Exercise description ▸ In the listing below, pick out lines with "Logo".

Data records ▸
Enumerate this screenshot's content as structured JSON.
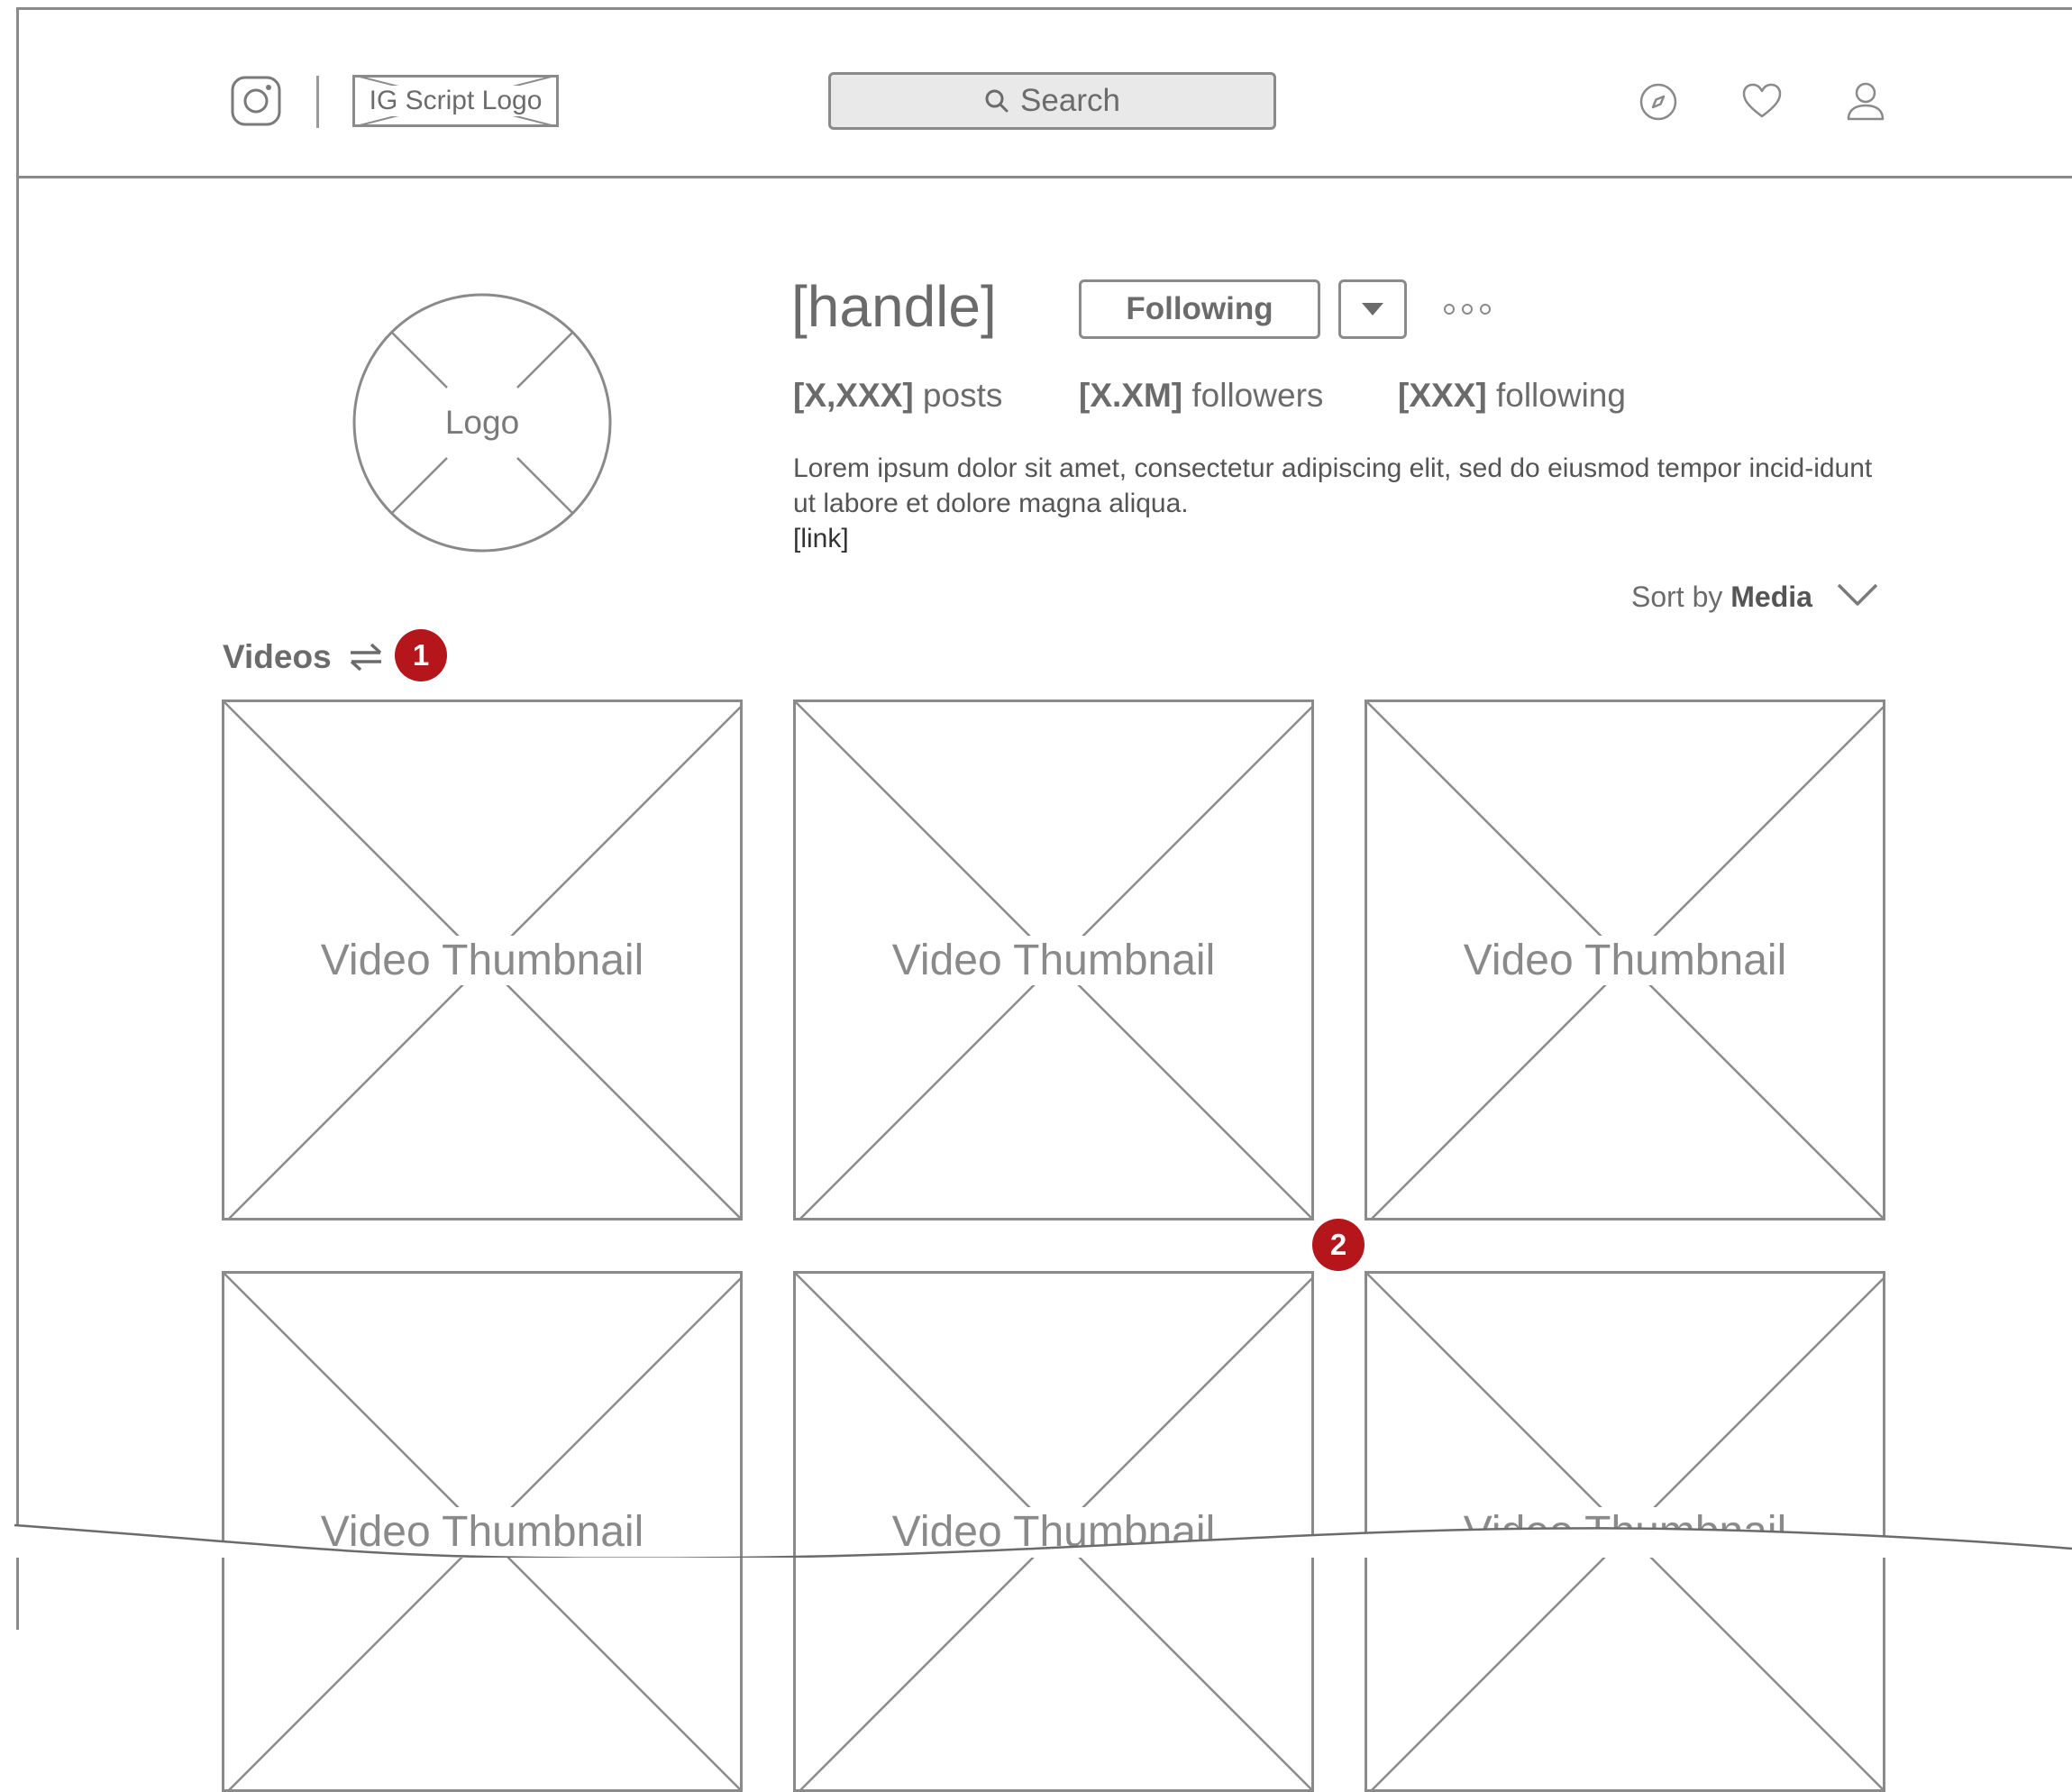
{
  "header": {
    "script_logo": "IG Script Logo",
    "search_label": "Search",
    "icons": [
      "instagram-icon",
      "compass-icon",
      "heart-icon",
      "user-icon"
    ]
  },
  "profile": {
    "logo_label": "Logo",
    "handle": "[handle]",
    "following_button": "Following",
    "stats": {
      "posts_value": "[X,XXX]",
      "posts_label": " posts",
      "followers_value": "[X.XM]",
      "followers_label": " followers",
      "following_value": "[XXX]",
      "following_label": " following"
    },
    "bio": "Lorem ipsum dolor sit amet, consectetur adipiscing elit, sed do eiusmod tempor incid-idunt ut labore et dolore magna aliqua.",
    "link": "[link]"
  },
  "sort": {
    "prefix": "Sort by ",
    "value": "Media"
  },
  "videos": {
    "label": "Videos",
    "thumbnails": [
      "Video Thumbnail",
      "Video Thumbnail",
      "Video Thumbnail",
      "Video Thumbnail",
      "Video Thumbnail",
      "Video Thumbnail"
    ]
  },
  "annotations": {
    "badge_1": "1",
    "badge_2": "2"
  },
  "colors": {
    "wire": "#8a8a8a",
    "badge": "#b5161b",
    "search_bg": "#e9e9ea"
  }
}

Written solution ▸
    "script_logo": "IG Script Logo",
    "logo_label": "Logo",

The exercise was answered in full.